▶ [EXERCISE TASK] Repeat the whole listing exactly as written.

▶ [INPUT FOR THIS TASK]

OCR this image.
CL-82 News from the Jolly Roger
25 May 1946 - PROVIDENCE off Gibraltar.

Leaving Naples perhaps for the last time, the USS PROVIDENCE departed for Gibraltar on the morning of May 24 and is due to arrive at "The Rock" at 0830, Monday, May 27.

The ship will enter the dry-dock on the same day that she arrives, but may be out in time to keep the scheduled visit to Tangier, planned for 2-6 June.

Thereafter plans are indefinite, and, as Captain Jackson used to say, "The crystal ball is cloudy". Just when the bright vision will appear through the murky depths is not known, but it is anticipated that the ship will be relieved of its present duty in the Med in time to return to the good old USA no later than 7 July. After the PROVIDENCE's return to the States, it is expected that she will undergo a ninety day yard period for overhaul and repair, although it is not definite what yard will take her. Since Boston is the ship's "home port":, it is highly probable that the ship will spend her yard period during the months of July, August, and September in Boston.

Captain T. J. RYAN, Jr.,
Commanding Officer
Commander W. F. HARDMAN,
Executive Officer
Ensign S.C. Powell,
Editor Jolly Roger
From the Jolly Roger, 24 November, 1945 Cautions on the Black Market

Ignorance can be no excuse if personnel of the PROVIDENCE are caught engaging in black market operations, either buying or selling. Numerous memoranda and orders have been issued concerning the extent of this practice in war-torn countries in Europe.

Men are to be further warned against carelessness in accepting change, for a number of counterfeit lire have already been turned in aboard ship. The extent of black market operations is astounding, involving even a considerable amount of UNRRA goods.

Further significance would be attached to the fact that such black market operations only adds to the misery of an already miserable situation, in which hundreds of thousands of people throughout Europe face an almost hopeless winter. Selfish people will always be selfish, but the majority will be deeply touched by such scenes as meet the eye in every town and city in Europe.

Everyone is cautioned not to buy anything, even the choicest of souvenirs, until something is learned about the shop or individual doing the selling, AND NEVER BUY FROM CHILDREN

▶ [RESPONSE BELOW]
OCR this image.
CL-82 News from the Jolly Roger
25 May 1946 - PROVIDENCE off Gibraltar.

Leaving Naples perhaps for the last time, the USS PROVIDENCE departed for Gibraltar on the morning of May 24 and is due to arrive at "The Rock" at 0830, Monday, May 27.

The ship will enter the dry-dock on the same day that she arrives, but may be out in time to keep the scheduled visit to Tangier, planned for 2-6 June.

Thereafter plans are indefinite, and, as Captain Jackson used to say, "The crystal ball is cloudy". Just when the bright vision will appear through the murky depths is not known, but it is anticipated that the ship will be relieved of its present duty in the Med in time to return to the good old USA no later than 7 July. After the PROVIDENCE's return to the States, it is expected that she will undergo a ninety day yard period for overhaul and repair, although it is not definite what yard will take her. Since Boston is the ship's "home port":, it is highly probable that the ship will spend her yard period during the months of July, August, and September in Boston.

Captain T. J. RYAN, Jr.,
Commanding Officer
Commander W. F. HARDMAN,
Executive Officer
Ensign S.C. Powell,
Editor Jolly Roger
From the Jolly Roger, 24 November, 1945 Cautions on the Black Market

Ignorance can be no excuse if personnel of the PROVIDENCE are caught engaging in black market operations, either buying or selling. Numerous memoranda and orders have been issued concerning the extent of this practice in war-torn countries in Europe.

Men are to be further warned against carelessness in accepting change, for a number of counterfeit lire have already been turned in aboard ship. The extent of black market operations is astounding, involving even a considerable amount of UNRRA goods.

Further significance would be attached to the fact that such black market operations only adds to the misery of an already miserable situation, in which hundreds of thousands of people throughout Europe face an almost hopeless winter. Selfish people will always be selfish, but the majority will be deeply touched by such scenes as meet the eye in every town and city in Europe.

Everyone is cautioned not to buy anything, even the choicest of souvenirs, until something is learned about the shop or individual doing the selling, AND NEVER BUY FROM CHILDREN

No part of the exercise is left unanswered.